#### [Set exercise]
Beneath this sentence is a set of records; write each of them out exactly.

★ ★ ★ ★ ★

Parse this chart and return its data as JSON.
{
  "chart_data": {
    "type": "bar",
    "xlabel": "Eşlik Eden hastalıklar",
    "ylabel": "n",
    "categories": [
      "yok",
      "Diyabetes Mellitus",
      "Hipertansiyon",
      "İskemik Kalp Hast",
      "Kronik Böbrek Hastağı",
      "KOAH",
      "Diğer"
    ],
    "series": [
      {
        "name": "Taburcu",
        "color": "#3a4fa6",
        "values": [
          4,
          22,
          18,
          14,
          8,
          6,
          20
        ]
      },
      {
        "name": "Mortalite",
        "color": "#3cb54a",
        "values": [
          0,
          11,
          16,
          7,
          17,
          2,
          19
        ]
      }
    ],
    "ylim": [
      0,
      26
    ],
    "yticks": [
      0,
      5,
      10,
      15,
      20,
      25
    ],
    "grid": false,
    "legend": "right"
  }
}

★ ★ ★ ★ ★

#### [Expected answer]
Parse this chart and return its data as JSON.
{
  "chart_data": {
    "type": "bar",
    "xlabel": "Eşlik Eden hastalıklar",
    "ylabel": "n",
    "categories": [
      "yok",
      "Diyabetes Mellitus",
      "Hipertansiyon",
      "İskemik Kalp Hast",
      "Kronik Böbrek Hastağı",
      "KOAH",
      "Diğer"
    ],
    "series": [
      {
        "name": "Taburcu",
        "color": "#3a4fa6",
        "values": [
          4,
          22,
          18,
          14,
          8,
          6,
          20
        ]
      },
      {
        "name": "Mortalite",
        "color": "#3cb54a",
        "values": [
          0,
          11,
          16,
          7,
          17,
          2,
          19
        ]
      }
    ],
    "ylim": [
      0,
      26
    ],
    "yticks": [
      0,
      5,
      10,
      15,
      20,
      25
    ],
    "grid": false,
    "legend": "right"
  }
}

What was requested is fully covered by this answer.